### [EXERCISE TASK]
Set down each entry exactly as given; pictures should not appear in the copy.

### [Dataset entries]

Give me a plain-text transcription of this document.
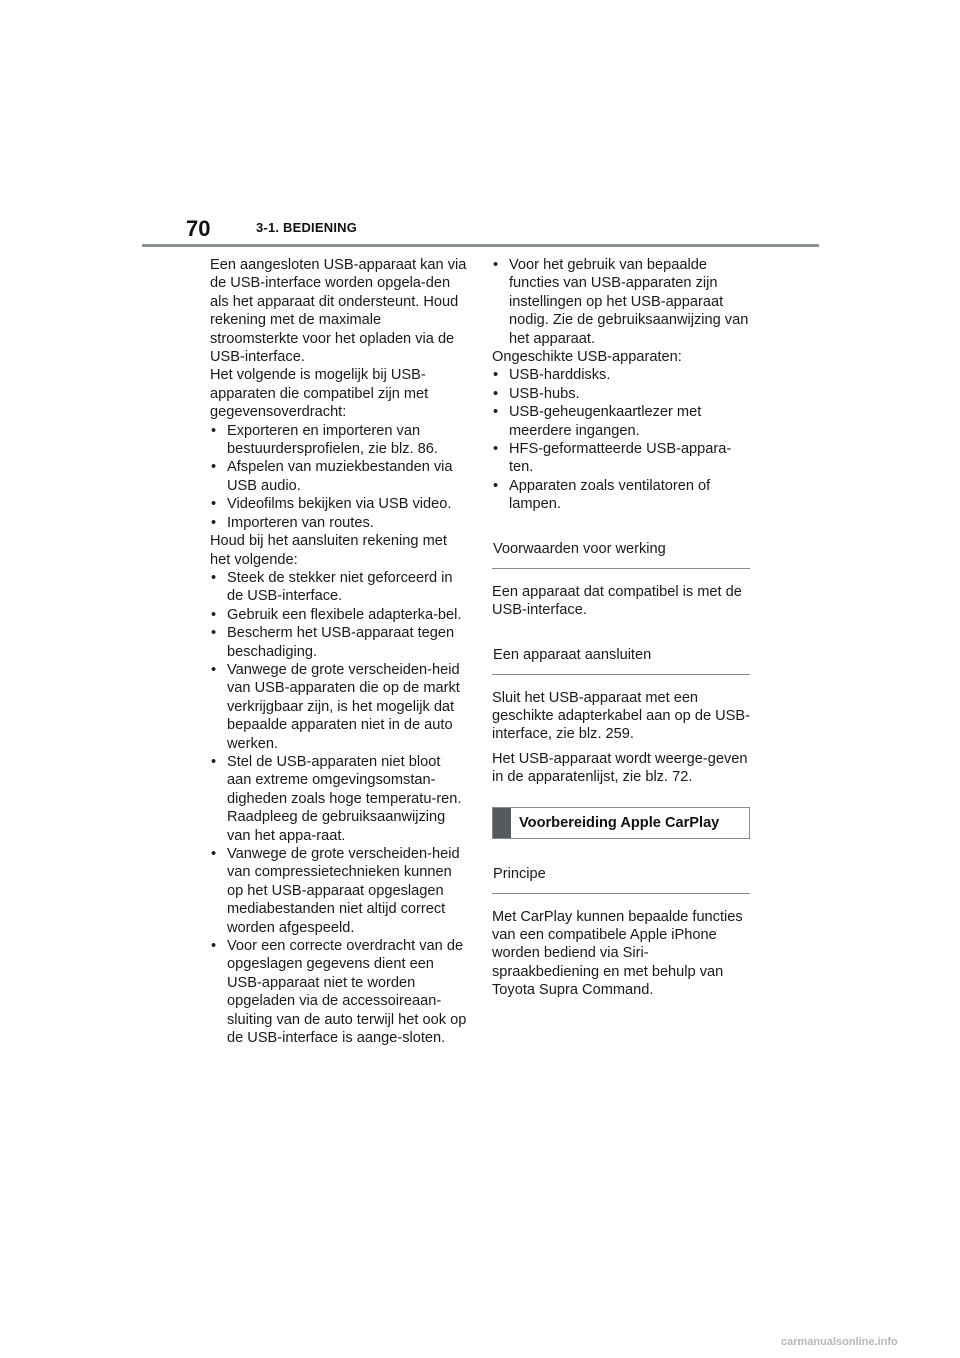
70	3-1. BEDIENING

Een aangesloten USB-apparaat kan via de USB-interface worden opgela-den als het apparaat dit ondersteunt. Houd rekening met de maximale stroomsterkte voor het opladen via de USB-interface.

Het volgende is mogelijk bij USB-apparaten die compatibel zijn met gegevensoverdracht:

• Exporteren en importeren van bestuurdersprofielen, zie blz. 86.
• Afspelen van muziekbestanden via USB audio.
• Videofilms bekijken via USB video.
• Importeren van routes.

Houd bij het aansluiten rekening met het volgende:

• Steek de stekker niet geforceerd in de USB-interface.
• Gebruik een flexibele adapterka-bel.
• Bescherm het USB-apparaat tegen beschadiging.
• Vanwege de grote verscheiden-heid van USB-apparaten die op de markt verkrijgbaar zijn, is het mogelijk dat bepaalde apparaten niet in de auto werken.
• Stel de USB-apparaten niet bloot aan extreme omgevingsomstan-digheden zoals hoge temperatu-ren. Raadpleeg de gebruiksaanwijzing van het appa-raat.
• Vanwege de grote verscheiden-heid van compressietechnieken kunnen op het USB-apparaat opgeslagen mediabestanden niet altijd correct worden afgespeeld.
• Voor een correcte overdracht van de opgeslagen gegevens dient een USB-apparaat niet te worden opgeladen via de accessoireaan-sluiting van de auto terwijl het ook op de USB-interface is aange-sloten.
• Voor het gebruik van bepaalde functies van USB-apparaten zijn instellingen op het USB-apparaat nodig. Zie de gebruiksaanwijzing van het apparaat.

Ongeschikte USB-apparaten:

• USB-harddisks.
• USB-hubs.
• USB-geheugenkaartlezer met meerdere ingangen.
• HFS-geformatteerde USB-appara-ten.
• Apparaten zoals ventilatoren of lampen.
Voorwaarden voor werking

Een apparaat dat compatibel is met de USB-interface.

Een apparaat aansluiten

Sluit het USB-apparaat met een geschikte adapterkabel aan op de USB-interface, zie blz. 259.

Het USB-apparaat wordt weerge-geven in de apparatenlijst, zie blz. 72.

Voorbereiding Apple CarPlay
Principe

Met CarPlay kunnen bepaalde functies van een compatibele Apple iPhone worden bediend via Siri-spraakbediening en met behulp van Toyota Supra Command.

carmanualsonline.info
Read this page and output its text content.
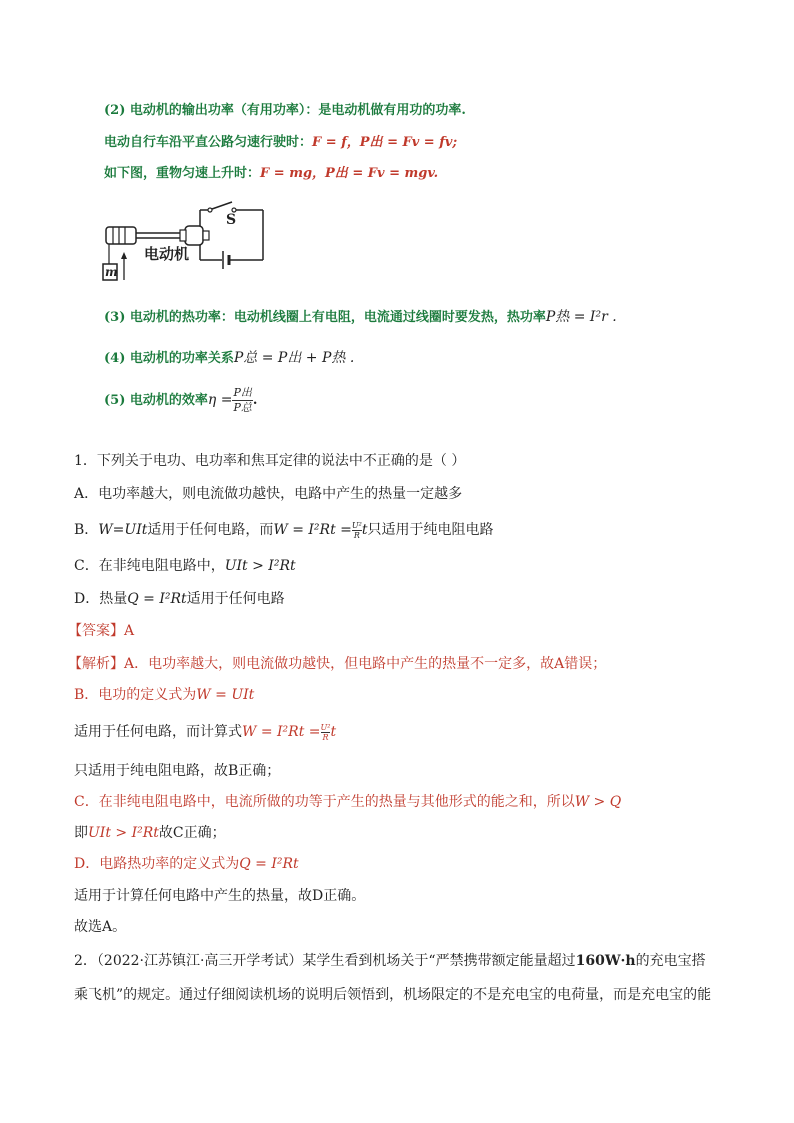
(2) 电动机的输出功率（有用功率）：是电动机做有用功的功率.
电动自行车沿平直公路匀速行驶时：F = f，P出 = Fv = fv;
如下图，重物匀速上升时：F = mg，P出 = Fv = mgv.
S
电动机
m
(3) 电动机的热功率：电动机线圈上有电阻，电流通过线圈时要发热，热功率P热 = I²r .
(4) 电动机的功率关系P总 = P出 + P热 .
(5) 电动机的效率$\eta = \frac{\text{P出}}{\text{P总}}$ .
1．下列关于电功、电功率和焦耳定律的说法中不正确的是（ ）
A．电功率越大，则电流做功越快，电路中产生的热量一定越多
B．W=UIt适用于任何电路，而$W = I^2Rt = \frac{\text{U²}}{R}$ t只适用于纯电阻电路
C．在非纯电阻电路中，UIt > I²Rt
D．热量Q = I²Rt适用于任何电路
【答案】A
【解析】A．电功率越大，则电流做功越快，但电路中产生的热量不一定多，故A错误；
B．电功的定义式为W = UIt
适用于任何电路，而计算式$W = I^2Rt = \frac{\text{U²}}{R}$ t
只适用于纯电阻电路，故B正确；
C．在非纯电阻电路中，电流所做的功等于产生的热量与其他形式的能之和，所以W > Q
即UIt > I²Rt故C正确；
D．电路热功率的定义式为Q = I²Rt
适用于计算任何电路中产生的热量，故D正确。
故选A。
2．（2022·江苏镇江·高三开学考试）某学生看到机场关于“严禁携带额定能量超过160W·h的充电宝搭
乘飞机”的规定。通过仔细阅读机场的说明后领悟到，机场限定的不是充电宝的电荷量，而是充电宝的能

### [CORRECT RESULT]
Give me a plain-text transcription of this document.
70	3-1. BEDIENING

Een aangesloten USB-apparaat kan via de USB-interface worden opgela-den als het apparaat dit ondersteunt. Houd rekening met de maximale stroomsterkte voor het opladen via de USB-interface.

Het volgende is mogelijk bij USB-apparaten die compatibel zijn met gegevensoverdracht:

• Exporteren en importeren van bestuurdersprofielen, zie blz. 86.
• Afspelen van muziekbestanden via USB audio.
• Videofilms bekijken via USB video.
• Importeren van routes.

Houd bij het aansluiten rekening met het volgende:

• Steek de stekker niet geforceerd in de USB-interface.
• Gebruik een flexibele adapterka-bel.
• Bescherm het USB-apparaat tegen beschadiging.
• Vanwege de grote verscheiden-heid van USB-apparaten die op de markt verkrijgbaar zijn, is het mogelijk dat bepaalde apparaten niet in de auto werken.
• Stel de USB-apparaten niet bloot aan extreme omgevingsomstan-digheden zoals hoge temperatu-ren. Raadpleeg de gebruiksaanwijzing van het appa-raat.
• Vanwege de grote verscheiden-heid van compressietechnieken kunnen op het USB-apparaat opgeslagen mediabestanden niet altijd correct worden afgespeeld.
• Voor een correcte overdracht van de opgeslagen gegevens dient een USB-apparaat niet te worden opgeladen via de accessoireaan-sluiting van de auto terwijl het ook op de USB-interface is aange-sloten.
• Voor het gebruik van bepaalde functies van USB-apparaten zijn instellingen op het USB-apparaat nodig. Zie de gebruiksaanwijzing van het apparaat.

Ongeschikte USB-apparaten:

• USB-harddisks.
• USB-hubs.
• USB-geheugenkaartlezer met meerdere ingangen.
• HFS-geformatteerde USB-appara-ten.
• Apparaten zoals ventilatoren of lampen.
Voorwaarden voor werking

Een apparaat dat compatibel is met de USB-interface.

Een apparaat aansluiten

Sluit het USB-apparaat met een geschikte adapterkabel aan op de USB-interface, zie blz. 259.

Het USB-apparaat wordt weerge-geven in de apparatenlijst, zie blz. 72.

Voorbereiding Apple CarPlay
Principe

Met CarPlay kunnen bepaalde functies van een compatibele Apple iPhone worden bediend via Siri-spraakbediening en met behulp van Toyota Supra Command.

carmanualsonline.info
Read this page and output its text content.
(2) 电动机的输出功率（有用功率）：是电动机做有用功的功率.
电动自行车沿平直公路匀速行驶时：F = f，P出 = Fv = fv;
如下图，重物匀速上升时：F = mg，P出 = Fv = mgv.
S
电动机
m
(3) 电动机的热功率：电动机线圈上有电阻，电流通过线圈时要发热，热功率P热 = I²r .
(4) 电动机的功率关系P总 = P出 + P热 .
(5) 电动机的效率$\eta = \frac{\text{P出}}{\text{P总}}$ .
1．下列关于电功、电功率和焦耳定律的说法中不正确的是（ ）
A．电功率越大，则电流做功越快，电路中产生的热量一定越多
B．W=UIt适用于任何电路，而$W = I^2Rt = \frac{\text{U²}}{R}$ t只适用于纯电阻电路
C．在非纯电阻电路中，UIt > I²Rt
D．热量Q = I²Rt适用于任何电路
【答案】A
【解析】A．电功率越大，则电流做功越快，但电路中产生的热量不一定多，故A错误；
B．电功的定义式为W = UIt
适用于任何电路，而计算式$W = I^2Rt = \frac{\text{U²}}{R}$ t
只适用于纯电阻电路，故B正确；
C．在非纯电阻电路中，电流所做的功等于产生的热量与其他形式的能之和，所以W > Q
即UIt > I²Rt故C正确；
D．电路热功率的定义式为Q = I²Rt
适用于计算任何电路中产生的热量，故D正确。
故选A。
2．（2022·江苏镇江·高三开学考试）某学生看到机场关于“严禁携带额定能量超过160W·h的充电宝搭
乘飞机”的规定。通过仔细阅读机场的说明后领悟到，机场限定的不是充电宝的电荷量，而是充电宝的能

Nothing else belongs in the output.